Dataset entries:
────────────────────

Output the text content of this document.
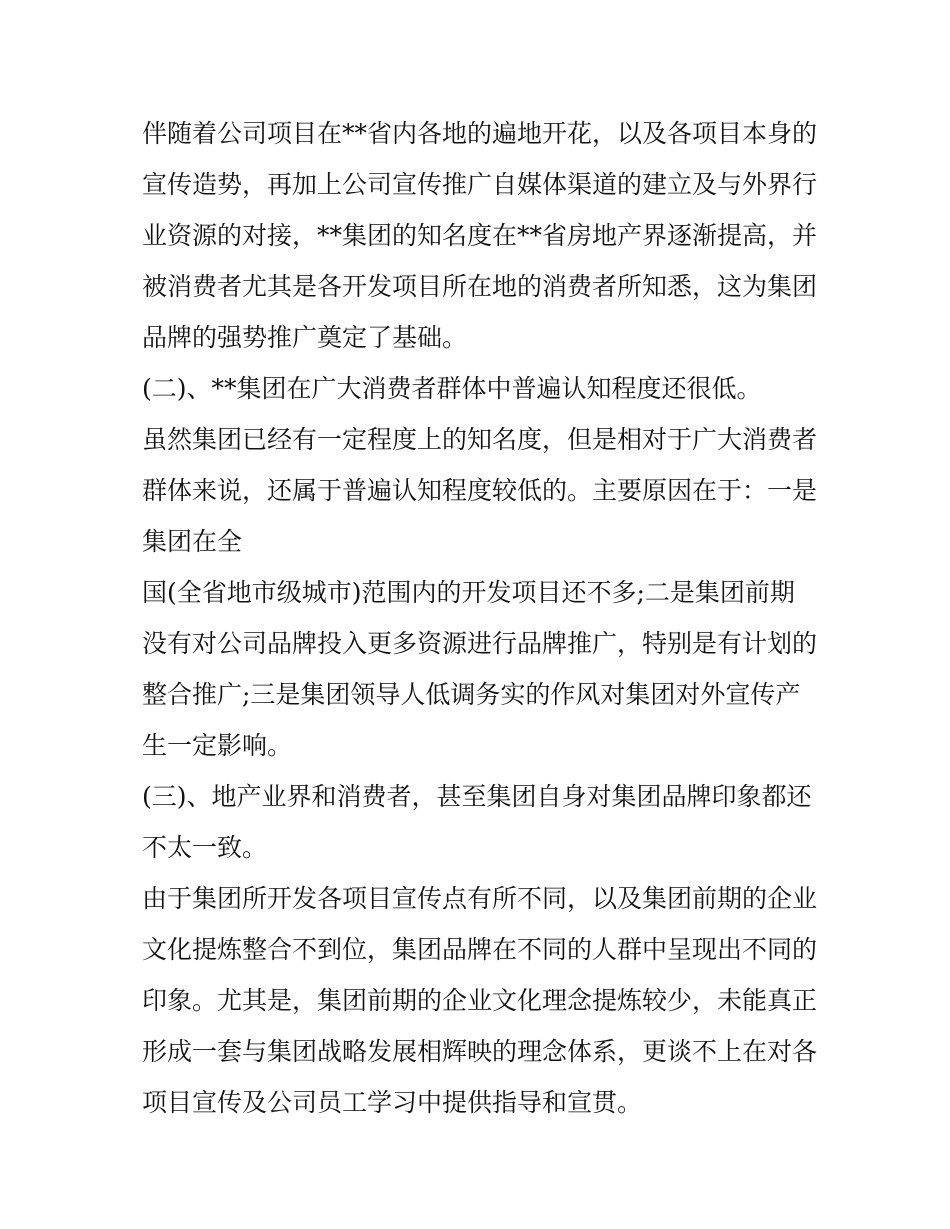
伴随着公司项目在**省内各地的遍地开花，以及各项目本身的
宣传造势，再加上公司宣传推广自媒体渠道的建立及与外界行
业资源的对接，**集团的知名度在**省房地产界逐渐提高，并
被消费者尤其是各开发项目所在地的消费者所知悉，这为集团
品牌的强势推广奠定了基础。
(二)、**集团在广大消费者群体中普遍认知程度还很低。
虽然集团已经有一定程度上的知名度，但是相对于广大消费者
群体来说，还属于普遍认知程度较低的。主要原因在于：一是
集团在全
国(全省地市级城市)范围内的开发项目还不多;二是集团前期
没有对公司品牌投入更多资源进行品牌推广，特别是有计划的
整合推广;三是集团领导人低调务实的作风对集团对外宣传产
生一定影响。
(三)、地产业界和消费者，甚至集团自身对集团品牌印象都还
不太一致。
由于集团所开发各项目宣传点有所不同，以及集团前期的企业
文化提炼整合不到位，集团品牌在不同的人群中呈现出不同的
印象。尤其是，集团前期的企业文化理念提炼较少，未能真正
形成一套与集团战略发展相辉映的理念体系，更谈不上在对各
项目宣传及公司员工学习中提供指导和宣贯。
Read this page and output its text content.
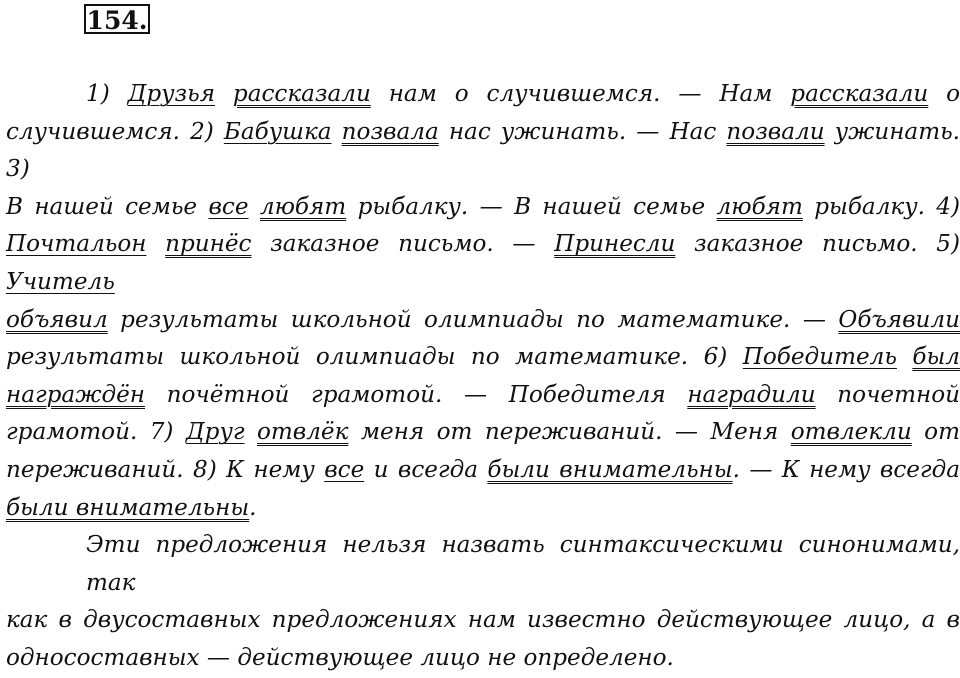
154.
1) Друзья рассказали нам о случившемся. — Нам рассказали о
случившемся. 2) Бабушка позвала нас ужинать. — Нас позвали ужинать. 3)
В нашей семье все любят рыбалку. — В нашей семье любят рыбалку. 4)
Почтальон принёс заказное письмо. — Принесли заказное письмо. 5) Учитель
объявил результаты школьной олимпиады по математике. — Объявили
результаты школьной олимпиады по математике. 6) Победитель был
награждён почётной грамотой. — Победителя наградили почетной
грамотой. 7) Друг отвлёк меня от переживаний. — Меня отвлекли от
переживаний. 8) К нему все и всегда были внимательны. — К нему всегда
были внимательны.
Эти предложения нельзя назвать синтаксическими синонимами, так
как в двусоставных предложениях нам известно действующее лицо, а в
односоставных — действующее лицо не определено.
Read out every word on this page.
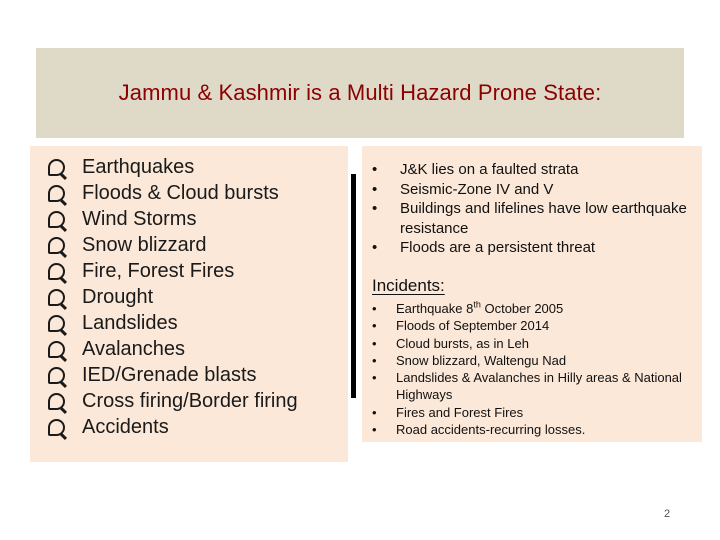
Jammu & Kashmir is a Multi Hazard Prone State:
Earthquakes
Floods & Cloud bursts
Wind Storms
Snow blizzard
Fire, Forest Fires
Drought
Landslides
Avalanches
IED/Grenade blasts
Cross firing/Border firing
Accidents
•	J&K lies on a faulted strata
•	Seismic-Zone IV and V
•	Buildings and lifelines have low earthquake resistance
•	Floods are a persistent threat
Incidents:
•	Earthquake 8th October 2005
•	Floods of September 2014
•	Cloud bursts, as in Leh
•	Snow blizzard, Waltengu Nad
•	Landslides & Avalanches in Hilly areas & National Highways
•	Fires and Forest Fires
•	Road accidents-recurring losses.
2
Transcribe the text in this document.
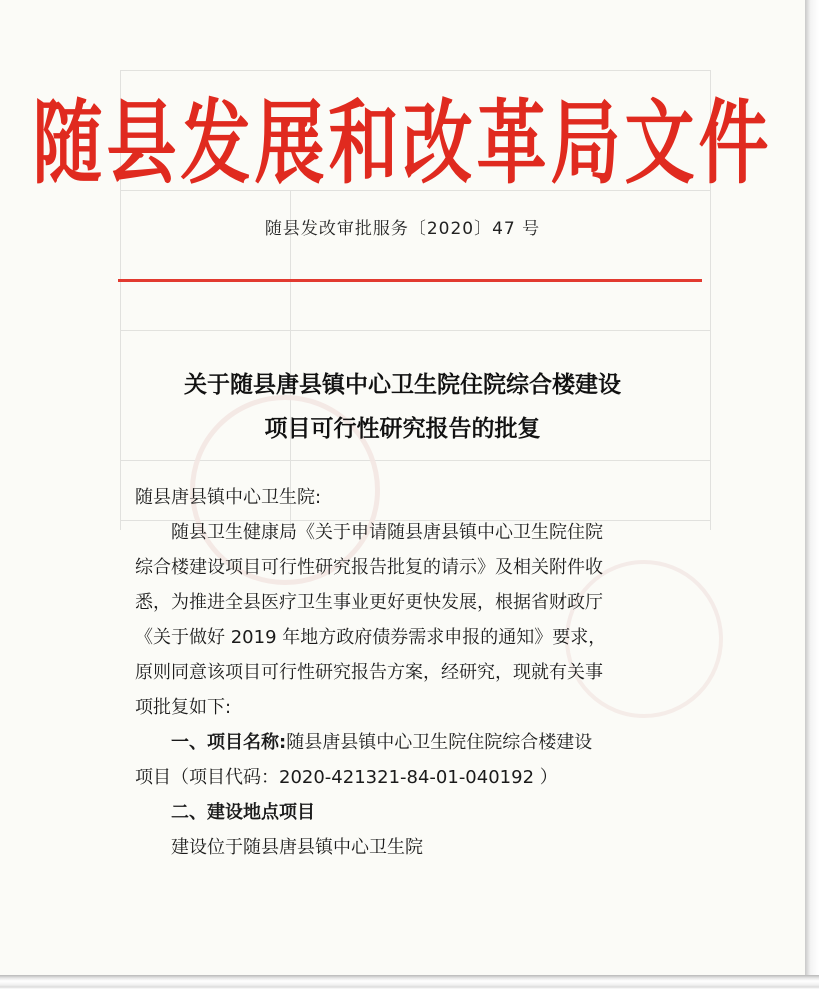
随县发展和改革局文件
随县发改审批服务〔2020〕47 号
关于随县唐县镇中心卫生院住院综合楼建设
项目可行性研究报告的批复

随县唐县镇中心卫生院:

随县卫生健康局《关于申请随县唐县镇中心卫生院住院
综合楼建设项目可行性研究报告批复的请示》及相关附件收
悉，为推进全县医疗卫生事业更好更快发展，根据省财政厅
《关于做好 2019 年地方政府债券需求申报的通知》要求，
原则同意该项目可行性研究报告方案，经研究，现就有关事
项批复如下:
一、项目名称:随县唐县镇中心卫生院住院综合楼建设
项目（项目代码：2020-421321-84-01-040192 ）
二、建设地点项目
建设位于随县唐县镇中心卫生院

────────────────────

Only a number is wanted: how many lines contain the word "Cloud"?

2